# [DATASET ENTRIES]

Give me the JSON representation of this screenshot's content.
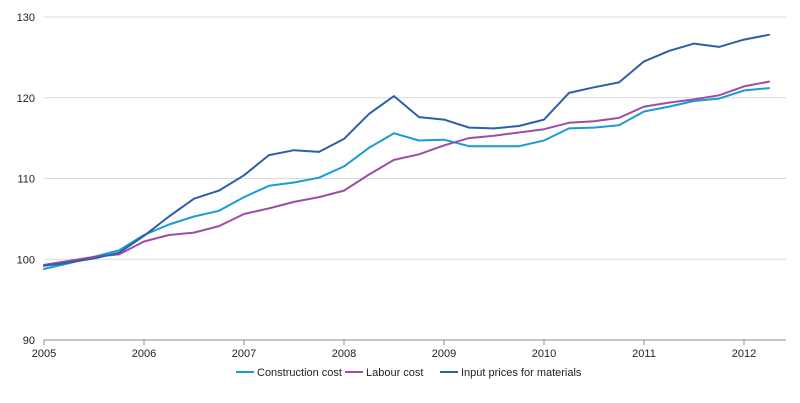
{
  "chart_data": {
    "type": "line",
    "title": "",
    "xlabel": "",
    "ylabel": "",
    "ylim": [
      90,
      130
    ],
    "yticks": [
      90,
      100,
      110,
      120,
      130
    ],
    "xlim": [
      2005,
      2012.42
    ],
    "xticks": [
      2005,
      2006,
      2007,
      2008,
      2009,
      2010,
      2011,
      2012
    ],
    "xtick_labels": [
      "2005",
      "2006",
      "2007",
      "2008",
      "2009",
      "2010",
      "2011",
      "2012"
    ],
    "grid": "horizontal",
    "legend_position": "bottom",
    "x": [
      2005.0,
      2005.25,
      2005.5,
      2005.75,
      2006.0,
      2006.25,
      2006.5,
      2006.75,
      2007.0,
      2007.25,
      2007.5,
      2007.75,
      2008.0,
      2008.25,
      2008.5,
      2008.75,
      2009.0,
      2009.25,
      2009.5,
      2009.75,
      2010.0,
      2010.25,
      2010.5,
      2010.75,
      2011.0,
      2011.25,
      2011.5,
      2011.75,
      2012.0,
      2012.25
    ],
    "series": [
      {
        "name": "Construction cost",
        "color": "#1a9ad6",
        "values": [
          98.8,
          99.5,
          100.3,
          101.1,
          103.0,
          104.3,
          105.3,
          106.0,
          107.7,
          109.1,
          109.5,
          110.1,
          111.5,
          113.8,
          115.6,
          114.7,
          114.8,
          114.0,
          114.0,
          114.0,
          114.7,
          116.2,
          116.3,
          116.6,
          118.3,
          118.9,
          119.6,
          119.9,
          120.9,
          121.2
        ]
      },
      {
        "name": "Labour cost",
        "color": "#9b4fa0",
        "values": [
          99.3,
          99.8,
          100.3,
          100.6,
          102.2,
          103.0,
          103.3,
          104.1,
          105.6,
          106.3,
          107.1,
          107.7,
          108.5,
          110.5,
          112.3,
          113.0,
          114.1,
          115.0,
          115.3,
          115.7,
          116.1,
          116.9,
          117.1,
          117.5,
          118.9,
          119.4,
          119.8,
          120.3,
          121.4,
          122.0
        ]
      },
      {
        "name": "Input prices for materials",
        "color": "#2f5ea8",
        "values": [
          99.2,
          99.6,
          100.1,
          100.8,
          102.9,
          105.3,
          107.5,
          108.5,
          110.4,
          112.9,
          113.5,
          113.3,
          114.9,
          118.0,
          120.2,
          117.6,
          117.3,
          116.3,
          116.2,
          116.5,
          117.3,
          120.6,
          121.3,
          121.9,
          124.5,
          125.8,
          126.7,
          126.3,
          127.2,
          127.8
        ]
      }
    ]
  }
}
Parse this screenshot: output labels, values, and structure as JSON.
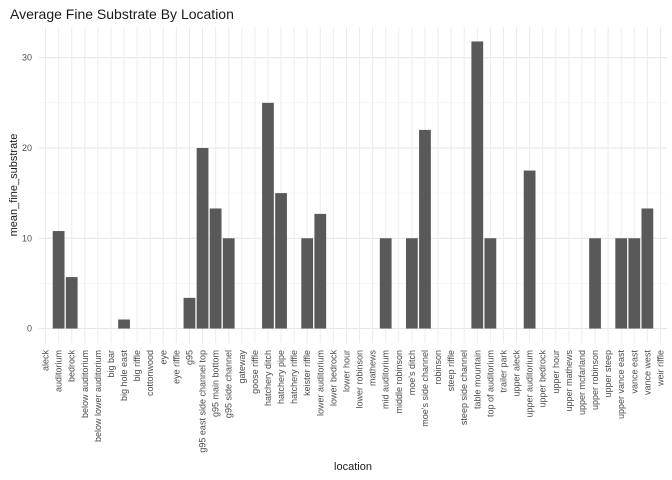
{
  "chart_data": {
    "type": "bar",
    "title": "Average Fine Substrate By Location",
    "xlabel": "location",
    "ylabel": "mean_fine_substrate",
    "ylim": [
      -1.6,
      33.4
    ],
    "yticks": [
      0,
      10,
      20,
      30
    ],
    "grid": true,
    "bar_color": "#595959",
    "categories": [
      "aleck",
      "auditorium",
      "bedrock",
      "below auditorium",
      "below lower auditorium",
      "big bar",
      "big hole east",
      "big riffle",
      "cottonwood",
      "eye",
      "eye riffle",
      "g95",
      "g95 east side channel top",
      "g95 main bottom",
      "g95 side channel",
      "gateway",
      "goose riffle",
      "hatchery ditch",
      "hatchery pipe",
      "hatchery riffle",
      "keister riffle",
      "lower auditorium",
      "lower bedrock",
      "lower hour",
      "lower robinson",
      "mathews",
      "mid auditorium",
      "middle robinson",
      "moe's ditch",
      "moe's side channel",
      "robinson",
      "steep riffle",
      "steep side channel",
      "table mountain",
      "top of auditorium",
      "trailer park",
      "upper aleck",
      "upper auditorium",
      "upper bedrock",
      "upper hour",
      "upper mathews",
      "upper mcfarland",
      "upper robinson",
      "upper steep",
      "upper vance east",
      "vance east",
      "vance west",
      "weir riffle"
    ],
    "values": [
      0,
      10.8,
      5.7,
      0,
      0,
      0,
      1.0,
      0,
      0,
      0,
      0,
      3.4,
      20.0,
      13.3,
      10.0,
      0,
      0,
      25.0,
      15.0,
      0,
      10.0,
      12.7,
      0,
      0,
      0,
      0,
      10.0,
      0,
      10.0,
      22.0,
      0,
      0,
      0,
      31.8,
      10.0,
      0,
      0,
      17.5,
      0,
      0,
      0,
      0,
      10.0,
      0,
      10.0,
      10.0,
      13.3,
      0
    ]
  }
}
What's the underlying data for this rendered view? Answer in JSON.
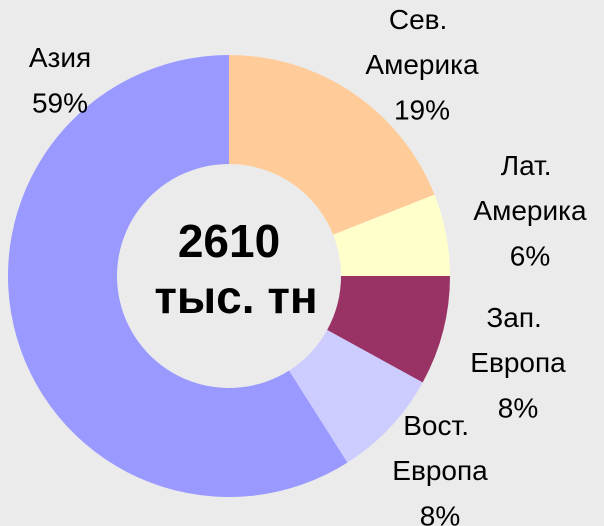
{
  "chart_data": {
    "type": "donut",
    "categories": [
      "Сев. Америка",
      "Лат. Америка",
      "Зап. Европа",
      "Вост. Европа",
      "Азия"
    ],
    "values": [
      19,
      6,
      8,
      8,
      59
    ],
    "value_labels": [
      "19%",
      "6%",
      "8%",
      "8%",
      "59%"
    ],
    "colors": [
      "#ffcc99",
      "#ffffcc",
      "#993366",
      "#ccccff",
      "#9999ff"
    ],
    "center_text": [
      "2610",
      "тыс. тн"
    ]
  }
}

# [WHAT YOU SHOULD DO]
Begin with the line that contains "What's the underlying" and copy every line through the end of the listing, exactly as written, both ends included. Pictures are not part of the copy.

# [TASK ANSWER]
What's the underlying data for this rendered view? Answer in JSON.
{
  "chart_data": {
    "type": "donut",
    "categories": [
      "Сев. Америка",
      "Лат. Америка",
      "Зап. Европа",
      "Вост. Европа",
      "Азия"
    ],
    "values": [
      19,
      6,
      8,
      8,
      59
    ],
    "value_labels": [
      "19%",
      "6%",
      "8%",
      "8%",
      "59%"
    ],
    "colors": [
      "#ffcc99",
      "#ffffcc",
      "#993366",
      "#ccccff",
      "#9999ff"
    ],
    "center_text": [
      "2610",
      "тыс. тн"
    ]
  }
}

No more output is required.